### [Set exercise]
Restate the entries below word for word, omitting nothing.

Stored data:
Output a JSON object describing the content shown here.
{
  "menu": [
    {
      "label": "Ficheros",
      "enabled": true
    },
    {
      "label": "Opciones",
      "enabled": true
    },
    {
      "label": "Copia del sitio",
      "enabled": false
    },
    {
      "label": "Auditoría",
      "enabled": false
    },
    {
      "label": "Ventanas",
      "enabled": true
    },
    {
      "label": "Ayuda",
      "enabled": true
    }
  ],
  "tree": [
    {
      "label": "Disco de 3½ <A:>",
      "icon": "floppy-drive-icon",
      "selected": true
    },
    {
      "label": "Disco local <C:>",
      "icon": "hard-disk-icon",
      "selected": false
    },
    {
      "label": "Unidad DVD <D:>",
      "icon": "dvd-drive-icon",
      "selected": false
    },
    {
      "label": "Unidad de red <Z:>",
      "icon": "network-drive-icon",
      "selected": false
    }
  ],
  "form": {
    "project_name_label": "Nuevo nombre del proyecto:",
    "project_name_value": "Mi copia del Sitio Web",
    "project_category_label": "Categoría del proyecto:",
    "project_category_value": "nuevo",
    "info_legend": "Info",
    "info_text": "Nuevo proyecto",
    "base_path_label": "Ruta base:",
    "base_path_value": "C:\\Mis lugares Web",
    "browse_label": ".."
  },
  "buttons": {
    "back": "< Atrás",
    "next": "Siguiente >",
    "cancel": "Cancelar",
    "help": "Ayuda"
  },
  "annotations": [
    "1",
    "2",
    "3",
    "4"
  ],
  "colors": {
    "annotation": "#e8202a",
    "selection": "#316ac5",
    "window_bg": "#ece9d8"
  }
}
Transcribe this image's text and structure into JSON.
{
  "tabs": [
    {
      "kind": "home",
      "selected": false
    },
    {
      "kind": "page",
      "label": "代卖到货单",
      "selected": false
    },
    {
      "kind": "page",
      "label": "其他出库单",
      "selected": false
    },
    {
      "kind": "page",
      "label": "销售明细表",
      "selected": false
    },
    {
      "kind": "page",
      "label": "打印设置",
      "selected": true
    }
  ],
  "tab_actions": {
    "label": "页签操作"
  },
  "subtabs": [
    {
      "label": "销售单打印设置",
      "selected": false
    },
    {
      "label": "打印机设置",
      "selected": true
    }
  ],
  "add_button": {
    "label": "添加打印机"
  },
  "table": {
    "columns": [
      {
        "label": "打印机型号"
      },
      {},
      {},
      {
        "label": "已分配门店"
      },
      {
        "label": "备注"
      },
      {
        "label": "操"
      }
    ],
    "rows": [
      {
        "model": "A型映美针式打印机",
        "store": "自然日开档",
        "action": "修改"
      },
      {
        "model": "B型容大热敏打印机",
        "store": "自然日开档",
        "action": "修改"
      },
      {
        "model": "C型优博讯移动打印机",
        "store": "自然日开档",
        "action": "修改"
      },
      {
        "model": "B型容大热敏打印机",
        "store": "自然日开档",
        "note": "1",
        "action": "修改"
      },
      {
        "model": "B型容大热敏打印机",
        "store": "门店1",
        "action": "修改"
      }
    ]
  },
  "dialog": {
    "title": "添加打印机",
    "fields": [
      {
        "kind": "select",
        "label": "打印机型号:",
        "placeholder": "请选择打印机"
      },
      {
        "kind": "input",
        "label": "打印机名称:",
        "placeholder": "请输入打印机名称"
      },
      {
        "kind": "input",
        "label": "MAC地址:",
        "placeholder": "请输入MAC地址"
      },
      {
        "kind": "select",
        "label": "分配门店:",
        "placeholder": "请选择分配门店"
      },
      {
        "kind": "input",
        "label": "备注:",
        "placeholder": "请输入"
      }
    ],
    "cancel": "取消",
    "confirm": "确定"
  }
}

### [Output for this exercise]
Output a JSON object describing the content shown here.
{
  "menu": [
    {
      "label": "Ficheros",
      "enabled": true
    },
    {
      "label": "Opciones",
      "enabled": true
    },
    {
      "label": "Copia del sitio",
      "enabled": false
    },
    {
      "label": "Auditoría",
      "enabled": false
    },
    {
      "label": "Ventanas",
      "enabled": true
    },
    {
      "label": "Ayuda",
      "enabled": true
    }
  ],
  "tree": [
    {
      "label": "Disco de 3½ <A:>",
      "icon": "floppy-drive-icon",
      "selected": true
    },
    {
      "label": "Disco local <C:>",
      "icon": "hard-disk-icon",
      "selected": false
    },
    {
      "label": "Unidad DVD <D:>",
      "icon": "dvd-drive-icon",
      "selected": false
    },
    {
      "label": "Unidad de red <Z:>",
      "icon": "network-drive-icon",
      "selected": false
    }
  ],
  "form": {
    "project_name_label": "Nuevo nombre del proyecto:",
    "project_name_value": "Mi copia del Sitio Web",
    "project_category_label": "Categoría del proyecto:",
    "project_category_value": "nuevo",
    "info_legend": "Info",
    "info_text": "Nuevo proyecto",
    "base_path_label": "Ruta base:",
    "base_path_value": "C:\\Mis lugares Web",
    "browse_label": ".."
  },
  "buttons": {
    "back": "< Atrás",
    "next": "Siguiente >",
    "cancel": "Cancelar",
    "help": "Ayuda"
  },
  "annotations": [
    "1",
    "2",
    "3",
    "4"
  ],
  "colors": {
    "annotation": "#e8202a",
    "selection": "#316ac5",
    "window_bg": "#ece9d8"
  }
}
Transcribe this image's text and structure into JSON.
{
  "tabs": [
    {
      "kind": "home",
      "selected": false
    },
    {
      "kind": "page",
      "label": "代卖到货单",
      "selected": false
    },
    {
      "kind": "page",
      "label": "其他出库单",
      "selected": false
    },
    {
      "kind": "page",
      "label": "销售明细表",
      "selected": false
    },
    {
      "kind": "page",
      "label": "打印设置",
      "selected": true
    }
  ],
  "tab_actions": {
    "label": "页签操作"
  },
  "subtabs": [
    {
      "label": "销售单打印设置",
      "selected": false
    },
    {
      "label": "打印机设置",
      "selected": true
    }
  ],
  "add_button": {
    "label": "添加打印机"
  },
  "table": {
    "columns": [
      {
        "label": "打印机型号"
      },
      {},
      {},
      {
        "label": "已分配门店"
      },
      {
        "label": "备注"
      },
      {
        "label": "操"
      }
    ],
    "rows": [
      {
        "model": "A型映美针式打印机",
        "store": "自然日开档",
        "action": "修改"
      },
      {
        "model": "B型容大热敏打印机",
        "store": "自然日开档",
        "action": "修改"
      },
      {
        "model": "C型优博讯移动打印机",
        "store": "自然日开档",
        "action": "修改"
      },
      {
        "model": "B型容大热敏打印机",
        "store": "自然日开档",
        "note": "1",
        "action": "修改"
      },
      {
        "model": "B型容大热敏打印机",
        "store": "门店1",
        "action": "修改"
      }
    ]
  },
  "dialog": {
    "title": "添加打印机",
    "fields": [
      {
        "kind": "select",
        "label": "打印机型号:",
        "placeholder": "请选择打印机"
      },
      {
        "kind": "input",
        "label": "打印机名称:",
        "placeholder": "请输入打印机名称"
      },
      {
        "kind": "input",
        "label": "MAC地址:",
        "placeholder": "请输入MAC地址"
      },
      {
        "kind": "select",
        "label": "分配门店:",
        "placeholder": "请选择分配门店"
      },
      {
        "kind": "input",
        "label": "备注:",
        "placeholder": "请输入"
      }
    ],
    "cancel": "取消",
    "confirm": "确定"
  }
}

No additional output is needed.